The request:
All entries are to be given again verbatim.

Input material:
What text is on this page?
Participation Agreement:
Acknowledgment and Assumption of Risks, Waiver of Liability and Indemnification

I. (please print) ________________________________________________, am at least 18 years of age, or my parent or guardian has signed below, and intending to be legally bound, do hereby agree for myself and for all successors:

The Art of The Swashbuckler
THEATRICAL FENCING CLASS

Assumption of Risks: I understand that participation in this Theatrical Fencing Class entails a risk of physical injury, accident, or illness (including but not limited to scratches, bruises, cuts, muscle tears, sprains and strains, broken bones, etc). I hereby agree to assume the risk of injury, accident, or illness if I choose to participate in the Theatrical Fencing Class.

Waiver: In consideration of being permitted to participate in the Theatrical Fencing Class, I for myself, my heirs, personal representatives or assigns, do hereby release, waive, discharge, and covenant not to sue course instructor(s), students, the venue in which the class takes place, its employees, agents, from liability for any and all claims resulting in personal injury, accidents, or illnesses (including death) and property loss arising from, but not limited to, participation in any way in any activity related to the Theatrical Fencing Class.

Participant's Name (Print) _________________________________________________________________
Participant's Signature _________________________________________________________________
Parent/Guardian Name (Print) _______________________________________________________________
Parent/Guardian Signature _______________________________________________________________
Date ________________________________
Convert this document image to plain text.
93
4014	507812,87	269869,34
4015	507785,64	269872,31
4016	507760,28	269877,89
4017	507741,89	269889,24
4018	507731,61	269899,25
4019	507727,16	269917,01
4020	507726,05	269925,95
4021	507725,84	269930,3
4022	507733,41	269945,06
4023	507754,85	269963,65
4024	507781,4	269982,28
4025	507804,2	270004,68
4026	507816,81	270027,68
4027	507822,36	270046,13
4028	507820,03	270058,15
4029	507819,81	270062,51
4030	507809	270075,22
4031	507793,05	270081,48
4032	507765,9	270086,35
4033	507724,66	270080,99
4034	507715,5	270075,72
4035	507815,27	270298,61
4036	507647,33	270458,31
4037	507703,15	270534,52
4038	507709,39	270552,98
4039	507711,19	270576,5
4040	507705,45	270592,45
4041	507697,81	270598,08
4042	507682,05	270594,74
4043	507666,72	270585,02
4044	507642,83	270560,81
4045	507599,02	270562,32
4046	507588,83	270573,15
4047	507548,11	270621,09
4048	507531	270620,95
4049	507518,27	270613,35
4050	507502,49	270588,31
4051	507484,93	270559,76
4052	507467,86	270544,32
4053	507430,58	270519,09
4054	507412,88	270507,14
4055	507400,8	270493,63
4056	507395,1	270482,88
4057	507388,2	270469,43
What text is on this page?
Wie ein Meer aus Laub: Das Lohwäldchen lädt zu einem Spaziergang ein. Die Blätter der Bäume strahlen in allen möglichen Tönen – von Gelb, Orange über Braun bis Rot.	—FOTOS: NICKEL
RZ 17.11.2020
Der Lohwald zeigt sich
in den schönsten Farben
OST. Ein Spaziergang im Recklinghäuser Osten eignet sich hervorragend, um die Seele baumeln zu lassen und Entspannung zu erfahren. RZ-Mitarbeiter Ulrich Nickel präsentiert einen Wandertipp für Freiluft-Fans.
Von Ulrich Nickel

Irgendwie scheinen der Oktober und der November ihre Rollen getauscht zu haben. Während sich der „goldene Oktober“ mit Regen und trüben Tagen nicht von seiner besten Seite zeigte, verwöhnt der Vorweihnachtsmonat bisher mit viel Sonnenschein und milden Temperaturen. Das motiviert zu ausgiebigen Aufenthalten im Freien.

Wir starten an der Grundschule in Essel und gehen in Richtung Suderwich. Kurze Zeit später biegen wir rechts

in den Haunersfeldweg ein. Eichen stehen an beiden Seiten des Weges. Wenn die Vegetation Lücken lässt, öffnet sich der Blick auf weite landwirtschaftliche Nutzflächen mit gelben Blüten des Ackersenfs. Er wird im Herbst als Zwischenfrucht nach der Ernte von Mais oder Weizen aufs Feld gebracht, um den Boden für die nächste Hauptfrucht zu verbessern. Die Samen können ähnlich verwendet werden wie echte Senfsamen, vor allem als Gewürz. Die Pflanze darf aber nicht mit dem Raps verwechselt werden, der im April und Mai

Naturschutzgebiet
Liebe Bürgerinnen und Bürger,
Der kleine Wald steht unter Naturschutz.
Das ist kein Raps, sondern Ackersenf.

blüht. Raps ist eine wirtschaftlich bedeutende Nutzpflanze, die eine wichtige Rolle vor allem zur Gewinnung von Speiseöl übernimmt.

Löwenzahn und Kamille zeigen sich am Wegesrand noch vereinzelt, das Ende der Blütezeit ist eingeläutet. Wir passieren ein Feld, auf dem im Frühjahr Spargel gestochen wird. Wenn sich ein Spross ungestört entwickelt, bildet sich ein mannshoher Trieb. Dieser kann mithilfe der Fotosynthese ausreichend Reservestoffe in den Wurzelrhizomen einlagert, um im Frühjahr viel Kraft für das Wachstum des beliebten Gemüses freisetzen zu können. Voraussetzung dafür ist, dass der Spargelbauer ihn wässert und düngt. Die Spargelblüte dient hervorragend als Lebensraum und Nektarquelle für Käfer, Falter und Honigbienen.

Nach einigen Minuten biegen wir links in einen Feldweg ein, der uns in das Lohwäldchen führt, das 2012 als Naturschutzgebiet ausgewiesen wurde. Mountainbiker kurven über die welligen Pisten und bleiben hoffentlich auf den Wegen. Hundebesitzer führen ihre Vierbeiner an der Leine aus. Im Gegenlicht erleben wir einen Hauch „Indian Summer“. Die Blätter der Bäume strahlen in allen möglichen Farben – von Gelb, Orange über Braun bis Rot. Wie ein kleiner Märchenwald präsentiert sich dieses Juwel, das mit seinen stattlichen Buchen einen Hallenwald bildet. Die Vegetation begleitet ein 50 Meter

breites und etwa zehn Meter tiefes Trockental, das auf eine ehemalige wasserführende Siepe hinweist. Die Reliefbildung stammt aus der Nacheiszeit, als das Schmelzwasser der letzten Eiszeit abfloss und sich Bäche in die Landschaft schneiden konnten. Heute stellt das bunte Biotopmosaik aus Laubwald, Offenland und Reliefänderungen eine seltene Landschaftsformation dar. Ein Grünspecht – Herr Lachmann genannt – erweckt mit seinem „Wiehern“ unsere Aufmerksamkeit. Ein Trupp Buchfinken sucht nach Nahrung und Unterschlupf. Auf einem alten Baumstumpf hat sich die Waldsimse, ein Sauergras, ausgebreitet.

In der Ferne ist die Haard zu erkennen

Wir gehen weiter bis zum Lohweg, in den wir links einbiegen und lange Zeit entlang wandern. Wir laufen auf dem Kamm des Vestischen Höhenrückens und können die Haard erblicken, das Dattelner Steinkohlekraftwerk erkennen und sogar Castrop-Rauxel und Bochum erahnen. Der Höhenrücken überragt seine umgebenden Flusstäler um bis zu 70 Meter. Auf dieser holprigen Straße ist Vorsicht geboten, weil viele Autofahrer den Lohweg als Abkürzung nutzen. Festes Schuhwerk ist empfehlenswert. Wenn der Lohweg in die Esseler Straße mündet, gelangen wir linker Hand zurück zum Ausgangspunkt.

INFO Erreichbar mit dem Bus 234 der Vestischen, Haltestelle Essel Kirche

The response:
What text is on this page?
Participation Agreement:
Acknowledgment and Assumption of Risks, Waiver of Liability and Indemnification

I. (please print) ________________________________________________, am at least 18 years of age, or my parent or guardian has signed below, and intending to be legally bound, do hereby agree for myself and for all successors:

The Art of The Swashbuckler
THEATRICAL FENCING CLASS

Assumption of Risks: I understand that participation in this Theatrical Fencing Class entails a risk of physical injury, accident, or illness (including but not limited to scratches, bruises, cuts, muscle tears, sprains and strains, broken bones, etc). I hereby agree to assume the risk of injury, accident, or illness if I choose to participate in the Theatrical Fencing Class.

Waiver: In consideration of being permitted to participate in the Theatrical Fencing Class, I for myself, my heirs, personal representatives or assigns, do hereby release, waive, discharge, and covenant not to sue course instructor(s), students, the venue in which the class takes place, its employees, agents, from liability for any and all claims resulting in personal injury, accidents, or illnesses (including death) and property loss arising from, but not limited to, participation in any way in any activity related to the Theatrical Fencing Class.

Participant's Name (Print) _________________________________________________________________
Participant's Signature _________________________________________________________________
Parent/Guardian Name (Print) _______________________________________________________________
Parent/Guardian Signature _______________________________________________________________
Date ________________________________
Convert this document image to plain text.
93
4014	507812,87	269869,34
4015	507785,64	269872,31
4016	507760,28	269877,89
4017	507741,89	269889,24
4018	507731,61	269899,25
4019	507727,16	269917,01
4020	507726,05	269925,95
4021	507725,84	269930,3
4022	507733,41	269945,06
4023	507754,85	269963,65
4024	507781,4	269982,28
4025	507804,2	270004,68
4026	507816,81	270027,68
4027	507822,36	270046,13
4028	507820,03	270058,15
4029	507819,81	270062,51
4030	507809	270075,22
4031	507793,05	270081,48
4032	507765,9	270086,35
4033	507724,66	270080,99
4034	507715,5	270075,72
4035	507815,27	270298,61
4036	507647,33	270458,31
4037	507703,15	270534,52
4038	507709,39	270552,98
4039	507711,19	270576,5
4040	507705,45	270592,45
4041	507697,81	270598,08
4042	507682,05	270594,74
4043	507666,72	270585,02
4044	507642,83	270560,81
4045	507599,02	270562,32
4046	507588,83	270573,15
4047	507548,11	270621,09
4048	507531	270620,95
4049	507518,27	270613,35
4050	507502,49	270588,31
4051	507484,93	270559,76
4052	507467,86	270544,32
4053	507430,58	270519,09
4054	507412,88	270507,14
4055	507400,8	270493,63
4056	507395,1	270482,88
4057	507388,2	270469,43
What text is on this page?
Wie ein Meer aus Laub: Das Lohwäldchen lädt zu einem Spaziergang ein. Die Blätter der Bäume strahlen in allen möglichen Tönen – von Gelb, Orange über Braun bis Rot.	—FOTOS: NICKEL
RZ 17.11.2020
Der Lohwald zeigt sich
in den schönsten Farben
OST. Ein Spaziergang im Recklinghäuser Osten eignet sich hervorragend, um die Seele baumeln zu lassen und Entspannung zu erfahren. RZ-Mitarbeiter Ulrich Nickel präsentiert einen Wandertipp für Freiluft-Fans.
Von Ulrich Nickel

Irgendwie scheinen der Oktober und der November ihre Rollen getauscht zu haben. Während sich der „goldene Oktober“ mit Regen und trüben Tagen nicht von seiner besten Seite zeigte, verwöhnt der Vorweihnachtsmonat bisher mit viel Sonnenschein und milden Temperaturen. Das motiviert zu ausgiebigen Aufenthalten im Freien.

Wir starten an der Grundschule in Essel und gehen in Richtung Suderwich. Kurze Zeit später biegen wir rechts

in den Haunersfeldweg ein. Eichen stehen an beiden Seiten des Weges. Wenn die Vegetation Lücken lässt, öffnet sich der Blick auf weite landwirtschaftliche Nutzflächen mit gelben Blüten des Ackersenfs. Er wird im Herbst als Zwischenfrucht nach der Ernte von Mais oder Weizen aufs Feld gebracht, um den Boden für die nächste Hauptfrucht zu verbessern. Die Samen können ähnlich verwendet werden wie echte Senfsamen, vor allem als Gewürz. Die Pflanze darf aber nicht mit dem Raps verwechselt werden, der im April und Mai

Naturschutzgebiet
Liebe Bürgerinnen und Bürger,
Der kleine Wald steht unter Naturschutz.
Das ist kein Raps, sondern Ackersenf.

blüht. Raps ist eine wirtschaftlich bedeutende Nutzpflanze, die eine wichtige Rolle vor allem zur Gewinnung von Speiseöl übernimmt.

Löwenzahn und Kamille zeigen sich am Wegesrand noch vereinzelt, das Ende der Blütezeit ist eingeläutet. Wir passieren ein Feld, auf dem im Frühjahr Spargel gestochen wird. Wenn sich ein Spross ungestört entwickelt, bildet sich ein mannshoher Trieb. Dieser kann mithilfe der Fotosynthese ausreichend Reservestoffe in den Wurzelrhizomen einlagert, um im Frühjahr viel Kraft für das Wachstum des beliebten Gemüses freisetzen zu können. Voraussetzung dafür ist, dass der Spargelbauer ihn wässert und düngt. Die Spargelblüte dient hervorragend als Lebensraum und Nektarquelle für Käfer, Falter und Honigbienen.

Nach einigen Minuten biegen wir links in einen Feldweg ein, der uns in das Lohwäldchen führt, das 2012 als Naturschutzgebiet ausgewiesen wurde. Mountainbiker kurven über die welligen Pisten und bleiben hoffentlich auf den Wegen. Hundebesitzer führen ihre Vierbeiner an der Leine aus. Im Gegenlicht erleben wir einen Hauch „Indian Summer“. Die Blätter der Bäume strahlen in allen möglichen Farben – von Gelb, Orange über Braun bis Rot. Wie ein kleiner Märchenwald präsentiert sich dieses Juwel, das mit seinen stattlichen Buchen einen Hallenwald bildet. Die Vegetation begleitet ein 50 Meter

breites und etwa zehn Meter tiefes Trockental, das auf eine ehemalige wasserführende Siepe hinweist. Die Reliefbildung stammt aus der Nacheiszeit, als das Schmelzwasser der letzten Eiszeit abfloss und sich Bäche in die Landschaft schneiden konnten. Heute stellt das bunte Biotopmosaik aus Laubwald, Offenland und Reliefänderungen eine seltene Landschaftsformation dar. Ein Grünspecht – Herr Lachmann genannt – erweckt mit seinem „Wiehern“ unsere Aufmerksamkeit. Ein Trupp Buchfinken sucht nach Nahrung und Unterschlupf. Auf einem alten Baumstumpf hat sich die Waldsimse, ein Sauergras, ausgebreitet.

In der Ferne ist die Haard zu erkennen

Wir gehen weiter bis zum Lohweg, in den wir links einbiegen und lange Zeit entlang wandern. Wir laufen auf dem Kamm des Vestischen Höhenrückens und können die Haard erblicken, das Dattelner Steinkohlekraftwerk erkennen und sogar Castrop-Rauxel und Bochum erahnen. Der Höhenrücken überragt seine umgebenden Flusstäler um bis zu 70 Meter. Auf dieser holprigen Straße ist Vorsicht geboten, weil viele Autofahrer den Lohweg als Abkürzung nutzen. Festes Schuhwerk ist empfehlenswert. Wenn der Lohweg in die Esseler Straße mündet, gelangen wir linker Hand zurück zum Ausgangspunkt.

INFO Erreichbar mit dem Bus 234 der Vestischen, Haltestelle Essel Kirche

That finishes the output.